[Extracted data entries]
::::

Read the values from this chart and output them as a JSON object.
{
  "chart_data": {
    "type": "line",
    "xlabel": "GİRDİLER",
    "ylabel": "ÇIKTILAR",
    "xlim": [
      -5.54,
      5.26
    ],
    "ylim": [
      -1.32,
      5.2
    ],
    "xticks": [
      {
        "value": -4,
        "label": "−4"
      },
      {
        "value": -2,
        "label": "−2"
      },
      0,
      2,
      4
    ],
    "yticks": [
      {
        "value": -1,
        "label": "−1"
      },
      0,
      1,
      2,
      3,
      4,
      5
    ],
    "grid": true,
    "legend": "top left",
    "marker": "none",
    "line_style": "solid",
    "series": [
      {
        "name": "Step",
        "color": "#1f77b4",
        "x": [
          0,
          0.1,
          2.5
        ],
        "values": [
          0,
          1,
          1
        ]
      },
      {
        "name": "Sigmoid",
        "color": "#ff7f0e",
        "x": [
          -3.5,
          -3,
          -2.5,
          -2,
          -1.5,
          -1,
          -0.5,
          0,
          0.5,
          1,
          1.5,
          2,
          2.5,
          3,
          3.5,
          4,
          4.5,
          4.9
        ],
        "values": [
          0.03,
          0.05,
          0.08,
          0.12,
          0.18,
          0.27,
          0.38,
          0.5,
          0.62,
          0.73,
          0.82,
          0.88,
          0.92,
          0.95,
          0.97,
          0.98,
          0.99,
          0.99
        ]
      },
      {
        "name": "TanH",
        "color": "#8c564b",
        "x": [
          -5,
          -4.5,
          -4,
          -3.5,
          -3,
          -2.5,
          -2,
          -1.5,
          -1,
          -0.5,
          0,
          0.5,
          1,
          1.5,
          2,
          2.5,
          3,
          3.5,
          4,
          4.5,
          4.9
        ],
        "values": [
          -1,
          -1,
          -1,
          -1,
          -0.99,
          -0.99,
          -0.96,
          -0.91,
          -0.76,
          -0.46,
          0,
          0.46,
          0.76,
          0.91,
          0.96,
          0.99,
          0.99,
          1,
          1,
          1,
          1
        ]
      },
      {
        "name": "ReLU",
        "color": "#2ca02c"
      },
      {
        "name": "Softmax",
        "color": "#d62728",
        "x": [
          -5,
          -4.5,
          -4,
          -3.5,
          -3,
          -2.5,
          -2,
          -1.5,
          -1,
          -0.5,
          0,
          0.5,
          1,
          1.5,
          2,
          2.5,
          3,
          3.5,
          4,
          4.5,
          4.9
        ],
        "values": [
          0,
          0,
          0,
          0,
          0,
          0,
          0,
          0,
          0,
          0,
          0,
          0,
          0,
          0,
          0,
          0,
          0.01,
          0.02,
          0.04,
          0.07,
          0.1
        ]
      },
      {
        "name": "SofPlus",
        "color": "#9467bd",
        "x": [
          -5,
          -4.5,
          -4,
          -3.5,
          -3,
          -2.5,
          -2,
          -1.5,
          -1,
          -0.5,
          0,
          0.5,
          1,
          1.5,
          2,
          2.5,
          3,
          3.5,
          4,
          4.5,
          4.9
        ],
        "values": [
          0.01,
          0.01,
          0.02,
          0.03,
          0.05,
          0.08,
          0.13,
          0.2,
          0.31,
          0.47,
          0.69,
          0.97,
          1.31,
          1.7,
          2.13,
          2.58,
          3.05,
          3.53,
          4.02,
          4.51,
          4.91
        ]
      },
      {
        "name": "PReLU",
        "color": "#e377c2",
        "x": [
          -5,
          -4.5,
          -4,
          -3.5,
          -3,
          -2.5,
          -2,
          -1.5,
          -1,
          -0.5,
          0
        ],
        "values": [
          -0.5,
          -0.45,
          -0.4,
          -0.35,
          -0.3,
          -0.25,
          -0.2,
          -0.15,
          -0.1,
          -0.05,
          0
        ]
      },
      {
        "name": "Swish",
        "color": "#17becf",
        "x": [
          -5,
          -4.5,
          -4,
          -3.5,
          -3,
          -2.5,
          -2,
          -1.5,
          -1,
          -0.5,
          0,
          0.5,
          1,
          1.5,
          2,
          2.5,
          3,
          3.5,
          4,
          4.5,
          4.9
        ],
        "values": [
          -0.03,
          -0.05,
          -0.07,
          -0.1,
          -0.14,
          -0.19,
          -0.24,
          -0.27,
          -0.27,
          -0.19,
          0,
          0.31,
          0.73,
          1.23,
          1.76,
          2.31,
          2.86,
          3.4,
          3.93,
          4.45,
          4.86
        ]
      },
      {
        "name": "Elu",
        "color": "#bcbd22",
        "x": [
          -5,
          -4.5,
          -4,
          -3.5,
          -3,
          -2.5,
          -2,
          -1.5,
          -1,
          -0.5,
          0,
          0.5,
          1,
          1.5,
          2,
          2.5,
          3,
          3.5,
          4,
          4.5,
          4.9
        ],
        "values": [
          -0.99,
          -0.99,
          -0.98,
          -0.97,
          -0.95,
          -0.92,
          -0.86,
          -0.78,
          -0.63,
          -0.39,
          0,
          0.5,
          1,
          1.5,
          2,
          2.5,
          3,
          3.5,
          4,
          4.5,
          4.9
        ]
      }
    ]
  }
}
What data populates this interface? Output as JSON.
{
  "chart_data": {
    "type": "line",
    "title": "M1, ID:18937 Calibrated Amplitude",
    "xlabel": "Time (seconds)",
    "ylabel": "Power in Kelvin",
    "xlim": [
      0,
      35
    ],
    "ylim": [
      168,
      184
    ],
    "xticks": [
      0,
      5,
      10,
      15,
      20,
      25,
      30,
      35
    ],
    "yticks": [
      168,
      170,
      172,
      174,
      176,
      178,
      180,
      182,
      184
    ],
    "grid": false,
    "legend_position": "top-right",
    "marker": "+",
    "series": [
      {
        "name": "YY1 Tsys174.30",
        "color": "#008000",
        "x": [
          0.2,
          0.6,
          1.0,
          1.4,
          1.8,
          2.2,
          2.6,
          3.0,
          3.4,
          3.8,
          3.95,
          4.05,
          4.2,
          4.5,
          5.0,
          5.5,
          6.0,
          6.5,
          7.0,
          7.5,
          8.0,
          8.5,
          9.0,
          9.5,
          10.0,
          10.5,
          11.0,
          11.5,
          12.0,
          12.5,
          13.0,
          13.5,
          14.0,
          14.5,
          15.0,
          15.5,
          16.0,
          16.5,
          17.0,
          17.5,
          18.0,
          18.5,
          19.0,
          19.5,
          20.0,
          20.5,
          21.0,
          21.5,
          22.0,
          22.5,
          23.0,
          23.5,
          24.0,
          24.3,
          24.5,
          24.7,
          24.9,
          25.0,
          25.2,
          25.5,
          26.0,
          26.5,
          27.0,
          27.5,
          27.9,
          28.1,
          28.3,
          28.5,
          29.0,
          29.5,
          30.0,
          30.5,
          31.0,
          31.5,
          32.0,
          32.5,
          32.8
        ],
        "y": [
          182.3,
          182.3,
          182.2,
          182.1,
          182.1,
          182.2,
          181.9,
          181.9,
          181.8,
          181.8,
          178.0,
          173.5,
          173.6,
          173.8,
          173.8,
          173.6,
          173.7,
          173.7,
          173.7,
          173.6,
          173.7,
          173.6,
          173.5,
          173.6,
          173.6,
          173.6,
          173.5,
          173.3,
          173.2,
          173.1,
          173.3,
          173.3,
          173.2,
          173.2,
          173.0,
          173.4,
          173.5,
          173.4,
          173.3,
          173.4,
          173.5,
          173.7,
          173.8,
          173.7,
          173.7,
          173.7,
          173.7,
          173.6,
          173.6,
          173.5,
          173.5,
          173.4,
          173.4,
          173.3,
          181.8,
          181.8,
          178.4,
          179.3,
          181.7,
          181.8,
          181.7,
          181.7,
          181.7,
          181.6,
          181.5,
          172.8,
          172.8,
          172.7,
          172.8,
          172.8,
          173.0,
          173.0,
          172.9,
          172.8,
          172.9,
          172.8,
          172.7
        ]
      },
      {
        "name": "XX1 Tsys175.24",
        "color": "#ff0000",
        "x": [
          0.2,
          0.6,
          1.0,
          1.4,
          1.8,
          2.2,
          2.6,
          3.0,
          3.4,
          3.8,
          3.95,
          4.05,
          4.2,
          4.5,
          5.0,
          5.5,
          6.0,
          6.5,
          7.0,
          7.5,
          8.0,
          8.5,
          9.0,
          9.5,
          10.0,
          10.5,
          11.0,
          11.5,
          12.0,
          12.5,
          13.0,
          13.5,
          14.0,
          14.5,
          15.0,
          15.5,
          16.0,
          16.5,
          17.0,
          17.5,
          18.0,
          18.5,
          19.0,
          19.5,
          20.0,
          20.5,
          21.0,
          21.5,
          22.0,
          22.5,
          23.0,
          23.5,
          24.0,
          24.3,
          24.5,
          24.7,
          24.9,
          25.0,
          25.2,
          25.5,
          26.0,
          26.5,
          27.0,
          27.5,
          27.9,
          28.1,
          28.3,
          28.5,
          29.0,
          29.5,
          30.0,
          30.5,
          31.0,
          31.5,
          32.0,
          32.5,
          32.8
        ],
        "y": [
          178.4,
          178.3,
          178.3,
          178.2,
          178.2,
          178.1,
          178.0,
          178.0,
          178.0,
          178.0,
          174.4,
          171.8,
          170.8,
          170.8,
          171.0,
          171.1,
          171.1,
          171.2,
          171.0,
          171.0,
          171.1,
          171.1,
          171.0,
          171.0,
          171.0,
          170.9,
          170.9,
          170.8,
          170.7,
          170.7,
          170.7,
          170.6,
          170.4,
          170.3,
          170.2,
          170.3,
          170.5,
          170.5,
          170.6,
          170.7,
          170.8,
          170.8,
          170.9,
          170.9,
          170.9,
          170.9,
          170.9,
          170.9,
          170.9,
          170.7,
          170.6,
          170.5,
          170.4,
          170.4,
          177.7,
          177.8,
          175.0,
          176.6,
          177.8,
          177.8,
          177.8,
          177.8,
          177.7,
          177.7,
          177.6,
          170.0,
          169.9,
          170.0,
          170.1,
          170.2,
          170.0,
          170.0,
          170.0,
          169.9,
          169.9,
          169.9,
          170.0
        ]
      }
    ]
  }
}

::::

In the listing, find all lines with the string "name" and copy them.

        "name": "Step",
        "name": "Sigmoid",
        "name": "TanH",
        "name": "ReLU",
        "name": "Softmax",
        "name": "SofPlus",
        "name": "PReLU",
        "name": "Swish",
        "name": "Elu",
        "name": "YY1 Tsys174.30",
        "name": "XX1 Tsys175.24",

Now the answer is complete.